*DIRECTIONS*: Reproduce all of the data word for word.

*EXTRACTED INFORMATION*:
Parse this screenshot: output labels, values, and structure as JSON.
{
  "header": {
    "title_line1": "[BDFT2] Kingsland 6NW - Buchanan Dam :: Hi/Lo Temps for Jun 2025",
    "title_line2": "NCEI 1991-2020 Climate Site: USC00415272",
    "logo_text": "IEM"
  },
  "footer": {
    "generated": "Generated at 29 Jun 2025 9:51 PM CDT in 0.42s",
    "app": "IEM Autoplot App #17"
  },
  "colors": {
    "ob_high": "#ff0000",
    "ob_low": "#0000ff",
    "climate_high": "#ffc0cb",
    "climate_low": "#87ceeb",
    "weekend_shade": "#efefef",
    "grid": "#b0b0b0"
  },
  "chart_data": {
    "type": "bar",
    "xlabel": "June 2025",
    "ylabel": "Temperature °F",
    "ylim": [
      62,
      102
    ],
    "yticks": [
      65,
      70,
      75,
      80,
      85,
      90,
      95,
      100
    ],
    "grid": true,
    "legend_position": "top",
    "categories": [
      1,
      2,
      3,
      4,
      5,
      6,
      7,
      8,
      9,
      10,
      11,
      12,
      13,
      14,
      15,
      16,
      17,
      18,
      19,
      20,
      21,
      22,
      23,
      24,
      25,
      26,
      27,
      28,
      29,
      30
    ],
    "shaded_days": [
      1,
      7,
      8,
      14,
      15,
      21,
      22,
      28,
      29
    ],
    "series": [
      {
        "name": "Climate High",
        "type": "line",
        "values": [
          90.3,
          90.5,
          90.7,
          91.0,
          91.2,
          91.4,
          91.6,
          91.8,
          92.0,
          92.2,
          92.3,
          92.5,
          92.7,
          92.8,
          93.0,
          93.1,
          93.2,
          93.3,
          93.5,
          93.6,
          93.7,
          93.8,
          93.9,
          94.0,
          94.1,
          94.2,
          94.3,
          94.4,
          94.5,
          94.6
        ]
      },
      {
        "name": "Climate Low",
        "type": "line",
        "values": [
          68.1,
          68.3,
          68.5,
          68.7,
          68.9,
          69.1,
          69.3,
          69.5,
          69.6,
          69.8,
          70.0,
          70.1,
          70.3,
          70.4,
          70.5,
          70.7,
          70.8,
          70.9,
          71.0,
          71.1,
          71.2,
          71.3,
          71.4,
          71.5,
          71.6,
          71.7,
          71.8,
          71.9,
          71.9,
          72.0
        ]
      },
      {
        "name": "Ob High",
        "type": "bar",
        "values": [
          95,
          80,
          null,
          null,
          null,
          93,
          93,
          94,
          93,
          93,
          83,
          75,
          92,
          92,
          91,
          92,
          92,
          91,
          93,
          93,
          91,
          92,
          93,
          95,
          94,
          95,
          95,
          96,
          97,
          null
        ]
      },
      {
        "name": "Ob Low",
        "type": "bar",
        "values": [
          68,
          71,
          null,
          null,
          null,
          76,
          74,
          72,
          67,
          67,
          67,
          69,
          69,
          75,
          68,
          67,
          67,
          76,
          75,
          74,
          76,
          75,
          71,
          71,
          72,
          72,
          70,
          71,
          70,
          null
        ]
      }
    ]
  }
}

*SOLUTION BELOW*:
Parse this screenshot: output labels, values, and structure as JSON.
{
  "header": {
    "title_line1": "[BDFT2] Kingsland 6NW - Buchanan Dam :: Hi/Lo Temps for Jun 2025",
    "title_line2": "NCEI 1991-2020 Climate Site: USC00415272",
    "logo_text": "IEM"
  },
  "footer": {
    "generated": "Generated at 29 Jun 2025 9:51 PM CDT in 0.42s",
    "app": "IEM Autoplot App #17"
  },
  "colors": {
    "ob_high": "#ff0000",
    "ob_low": "#0000ff",
    "climate_high": "#ffc0cb",
    "climate_low": "#87ceeb",
    "weekend_shade": "#efefef",
    "grid": "#b0b0b0"
  },
  "chart_data": {
    "type": "bar",
    "xlabel": "June 2025",
    "ylabel": "Temperature °F",
    "ylim": [
      62,
      102
    ],
    "yticks": [
      65,
      70,
      75,
      80,
      85,
      90,
      95,
      100
    ],
    "grid": true,
    "legend_position": "top",
    "categories": [
      1,
      2,
      3,
      4,
      5,
      6,
      7,
      8,
      9,
      10,
      11,
      12,
      13,
      14,
      15,
      16,
      17,
      18,
      19,
      20,
      21,
      22,
      23,
      24,
      25,
      26,
      27,
      28,
      29,
      30
    ],
    "shaded_days": [
      1,
      7,
      8,
      14,
      15,
      21,
      22,
      28,
      29
    ],
    "series": [
      {
        "name": "Climate High",
        "type": "line",
        "values": [
          90.3,
          90.5,
          90.7,
          91.0,
          91.2,
          91.4,
          91.6,
          91.8,
          92.0,
          92.2,
          92.3,
          92.5,
          92.7,
          92.8,
          93.0,
          93.1,
          93.2,
          93.3,
          93.5,
          93.6,
          93.7,
          93.8,
          93.9,
          94.0,
          94.1,
          94.2,
          94.3,
          94.4,
          94.5,
          94.6
        ]
      },
      {
        "name": "Climate Low",
        "type": "line",
        "values": [
          68.1,
          68.3,
          68.5,
          68.7,
          68.9,
          69.1,
          69.3,
          69.5,
          69.6,
          69.8,
          70.0,
          70.1,
          70.3,
          70.4,
          70.5,
          70.7,
          70.8,
          70.9,
          71.0,
          71.1,
          71.2,
          71.3,
          71.4,
          71.5,
          71.6,
          71.7,
          71.8,
          71.9,
          71.9,
          72.0
        ]
      },
      {
        "name": "Ob High",
        "type": "bar",
        "values": [
          95,
          80,
          null,
          null,
          null,
          93,
          93,
          94,
          93,
          93,
          83,
          75,
          92,
          92,
          91,
          92,
          92,
          91,
          93,
          93,
          91,
          92,
          93,
          95,
          94,
          95,
          95,
          96,
          97,
          null
        ]
      },
      {
        "name": "Ob Low",
        "type": "bar",
        "values": [
          68,
          71,
          null,
          null,
          null,
          76,
          74,
          72,
          67,
          67,
          67,
          69,
          69,
          75,
          68,
          67,
          67,
          76,
          75,
          74,
          76,
          75,
          71,
          71,
          72,
          72,
          70,
          71,
          70,
          null
        ]
      }
    ]
  }
}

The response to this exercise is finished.